-- Your objective --
For the copy, please give all of the data again exactly and leave the pictures out.
++++ Entries provided
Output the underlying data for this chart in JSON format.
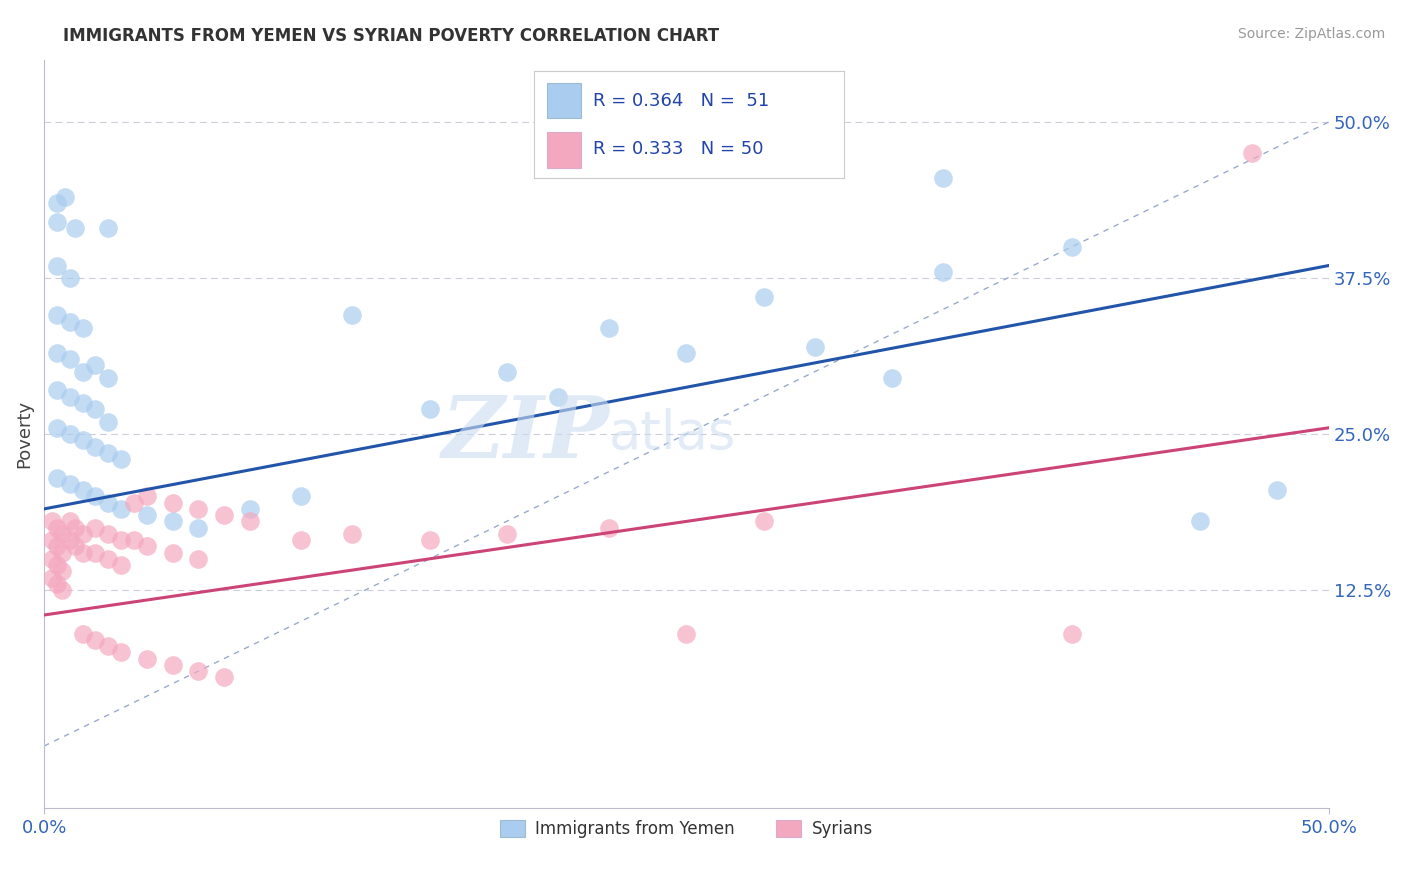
{
  "title": "IMMIGRANTS FROM YEMEN VS SYRIAN POVERTY CORRELATION CHART",
  "source": "Source: ZipAtlas.com",
  "ylabel": "Poverty",
  "xlim": [
    0.0,
    0.5
  ],
  "ylim": [
    -0.05,
    0.55
  ],
  "blue_color": "#aaccee",
  "pink_color": "#f4a8c0",
  "blue_line_color": "#2255aa",
  "pink_line_color": "#cc4477",
  "dashed_line_color": "#aaaacc",
  "watermark_zip": "ZIP",
  "watermark_atlas": "atlas",
  "blue_scatter": [
    [
      0.005,
      0.435
    ],
    [
      0.008,
      0.44
    ],
    [
      0.005,
      0.42
    ],
    [
      0.012,
      0.415
    ],
    [
      0.025,
      0.415
    ],
    [
      0.005,
      0.385
    ],
    [
      0.01,
      0.375
    ],
    [
      0.005,
      0.345
    ],
    [
      0.01,
      0.34
    ],
    [
      0.015,
      0.335
    ],
    [
      0.005,
      0.315
    ],
    [
      0.01,
      0.31
    ],
    [
      0.015,
      0.3
    ],
    [
      0.02,
      0.305
    ],
    [
      0.025,
      0.295
    ],
    [
      0.005,
      0.285
    ],
    [
      0.01,
      0.28
    ],
    [
      0.015,
      0.275
    ],
    [
      0.02,
      0.27
    ],
    [
      0.025,
      0.26
    ],
    [
      0.005,
      0.255
    ],
    [
      0.01,
      0.25
    ],
    [
      0.015,
      0.245
    ],
    [
      0.02,
      0.24
    ],
    [
      0.025,
      0.235
    ],
    [
      0.03,
      0.23
    ],
    [
      0.005,
      0.215
    ],
    [
      0.01,
      0.21
    ],
    [
      0.015,
      0.205
    ],
    [
      0.02,
      0.2
    ],
    [
      0.025,
      0.195
    ],
    [
      0.03,
      0.19
    ],
    [
      0.04,
      0.185
    ],
    [
      0.05,
      0.18
    ],
    [
      0.06,
      0.175
    ],
    [
      0.08,
      0.19
    ],
    [
      0.1,
      0.2
    ],
    [
      0.15,
      0.27
    ],
    [
      0.18,
      0.3
    ],
    [
      0.22,
      0.335
    ],
    [
      0.28,
      0.36
    ],
    [
      0.35,
      0.38
    ],
    [
      0.4,
      0.4
    ],
    [
      0.3,
      0.32
    ],
    [
      0.25,
      0.315
    ],
    [
      0.2,
      0.28
    ],
    [
      0.12,
      0.345
    ],
    [
      0.35,
      0.455
    ],
    [
      0.45,
      0.18
    ],
    [
      0.48,
      0.205
    ],
    [
      0.33,
      0.295
    ]
  ],
  "pink_scatter": [
    [
      0.003,
      0.18
    ],
    [
      0.005,
      0.175
    ],
    [
      0.007,
      0.17
    ],
    [
      0.003,
      0.165
    ],
    [
      0.005,
      0.16
    ],
    [
      0.007,
      0.155
    ],
    [
      0.003,
      0.15
    ],
    [
      0.005,
      0.145
    ],
    [
      0.007,
      0.14
    ],
    [
      0.003,
      0.135
    ],
    [
      0.005,
      0.13
    ],
    [
      0.007,
      0.125
    ],
    [
      0.01,
      0.18
    ],
    [
      0.012,
      0.175
    ],
    [
      0.015,
      0.17
    ],
    [
      0.01,
      0.165
    ],
    [
      0.012,
      0.16
    ],
    [
      0.015,
      0.155
    ],
    [
      0.02,
      0.175
    ],
    [
      0.025,
      0.17
    ],
    [
      0.03,
      0.165
    ],
    [
      0.02,
      0.155
    ],
    [
      0.025,
      0.15
    ],
    [
      0.03,
      0.145
    ],
    [
      0.035,
      0.165
    ],
    [
      0.04,
      0.16
    ],
    [
      0.05,
      0.155
    ],
    [
      0.06,
      0.15
    ],
    [
      0.035,
      0.195
    ],
    [
      0.04,
      0.2
    ],
    [
      0.05,
      0.195
    ],
    [
      0.06,
      0.19
    ],
    [
      0.07,
      0.185
    ],
    [
      0.08,
      0.18
    ],
    [
      0.015,
      0.09
    ],
    [
      0.02,
      0.085
    ],
    [
      0.025,
      0.08
    ],
    [
      0.03,
      0.075
    ],
    [
      0.04,
      0.07
    ],
    [
      0.05,
      0.065
    ],
    [
      0.06,
      0.06
    ],
    [
      0.07,
      0.055
    ],
    [
      0.25,
      0.09
    ],
    [
      0.4,
      0.09
    ],
    [
      0.47,
      0.475
    ],
    [
      0.1,
      0.165
    ],
    [
      0.12,
      0.17
    ],
    [
      0.15,
      0.165
    ],
    [
      0.18,
      0.17
    ],
    [
      0.22,
      0.175
    ],
    [
      0.28,
      0.18
    ]
  ]
}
++++++++
-- Task response --
Output the underlying data for this chart in JSON format.
{
  "title": "IMMIGRANTS FROM YEMEN VS SYRIAN POVERTY CORRELATION CHART",
  "source": "Source: ZipAtlas.com",
  "ylabel": "Poverty",
  "xlim": [
    0.0,
    0.5
  ],
  "ylim": [
    -0.05,
    0.55
  ],
  "blue_color": "#aaccee",
  "pink_color": "#f4a8c0",
  "blue_line_color": "#2255aa",
  "pink_line_color": "#cc4477",
  "dashed_line_color": "#aaaacc",
  "watermark_zip": "ZIP",
  "watermark_atlas": "atlas",
  "blue_scatter": [
    [
      0.005,
      0.435
    ],
    [
      0.008,
      0.44
    ],
    [
      0.005,
      0.42
    ],
    [
      0.012,
      0.415
    ],
    [
      0.025,
      0.415
    ],
    [
      0.005,
      0.385
    ],
    [
      0.01,
      0.375
    ],
    [
      0.005,
      0.345
    ],
    [
      0.01,
      0.34
    ],
    [
      0.015,
      0.335
    ],
    [
      0.005,
      0.315
    ],
    [
      0.01,
      0.31
    ],
    [
      0.015,
      0.3
    ],
    [
      0.02,
      0.305
    ],
    [
      0.025,
      0.295
    ],
    [
      0.005,
      0.285
    ],
    [
      0.01,
      0.28
    ],
    [
      0.015,
      0.275
    ],
    [
      0.02,
      0.27
    ],
    [
      0.025,
      0.26
    ],
    [
      0.005,
      0.255
    ],
    [
      0.01,
      0.25
    ],
    [
      0.015,
      0.245
    ],
    [
      0.02,
      0.24
    ],
    [
      0.025,
      0.235
    ],
    [
      0.03,
      0.23
    ],
    [
      0.005,
      0.215
    ],
    [
      0.01,
      0.21
    ],
    [
      0.015,
      0.205
    ],
    [
      0.02,
      0.2
    ],
    [
      0.025,
      0.195
    ],
    [
      0.03,
      0.19
    ],
    [
      0.04,
      0.185
    ],
    [
      0.05,
      0.18
    ],
    [
      0.06,
      0.175
    ],
    [
      0.08,
      0.19
    ],
    [
      0.1,
      0.2
    ],
    [
      0.15,
      0.27
    ],
    [
      0.18,
      0.3
    ],
    [
      0.22,
      0.335
    ],
    [
      0.28,
      0.36
    ],
    [
      0.35,
      0.38
    ],
    [
      0.4,
      0.4
    ],
    [
      0.3,
      0.32
    ],
    [
      0.25,
      0.315
    ],
    [
      0.2,
      0.28
    ],
    [
      0.12,
      0.345
    ],
    [
      0.35,
      0.455
    ],
    [
      0.45,
      0.18
    ],
    [
      0.48,
      0.205
    ],
    [
      0.33,
      0.295
    ]
  ],
  "pink_scatter": [
    [
      0.003,
      0.18
    ],
    [
      0.005,
      0.175
    ],
    [
      0.007,
      0.17
    ],
    [
      0.003,
      0.165
    ],
    [
      0.005,
      0.16
    ],
    [
      0.007,
      0.155
    ],
    [
      0.003,
      0.15
    ],
    [
      0.005,
      0.145
    ],
    [
      0.007,
      0.14
    ],
    [
      0.003,
      0.135
    ],
    [
      0.005,
      0.13
    ],
    [
      0.007,
      0.125
    ],
    [
      0.01,
      0.18
    ],
    [
      0.012,
      0.175
    ],
    [
      0.015,
      0.17
    ],
    [
      0.01,
      0.165
    ],
    [
      0.012,
      0.16
    ],
    [
      0.015,
      0.155
    ],
    [
      0.02,
      0.175
    ],
    [
      0.025,
      0.17
    ],
    [
      0.03,
      0.165
    ],
    [
      0.02,
      0.155
    ],
    [
      0.025,
      0.15
    ],
    [
      0.03,
      0.145
    ],
    [
      0.035,
      0.165
    ],
    [
      0.04,
      0.16
    ],
    [
      0.05,
      0.155
    ],
    [
      0.06,
      0.15
    ],
    [
      0.035,
      0.195
    ],
    [
      0.04,
      0.2
    ],
    [
      0.05,
      0.195
    ],
    [
      0.06,
      0.19
    ],
    [
      0.07,
      0.185
    ],
    [
      0.08,
      0.18
    ],
    [
      0.015,
      0.09
    ],
    [
      0.02,
      0.085
    ],
    [
      0.025,
      0.08
    ],
    [
      0.03,
      0.075
    ],
    [
      0.04,
      0.07
    ],
    [
      0.05,
      0.065
    ],
    [
      0.06,
      0.06
    ],
    [
      0.07,
      0.055
    ],
    [
      0.25,
      0.09
    ],
    [
      0.4,
      0.09
    ],
    [
      0.47,
      0.475
    ],
    [
      0.1,
      0.165
    ],
    [
      0.12,
      0.17
    ],
    [
      0.15,
      0.165
    ],
    [
      0.18,
      0.17
    ],
    [
      0.22,
      0.175
    ],
    [
      0.28,
      0.18
    ]
  ]
}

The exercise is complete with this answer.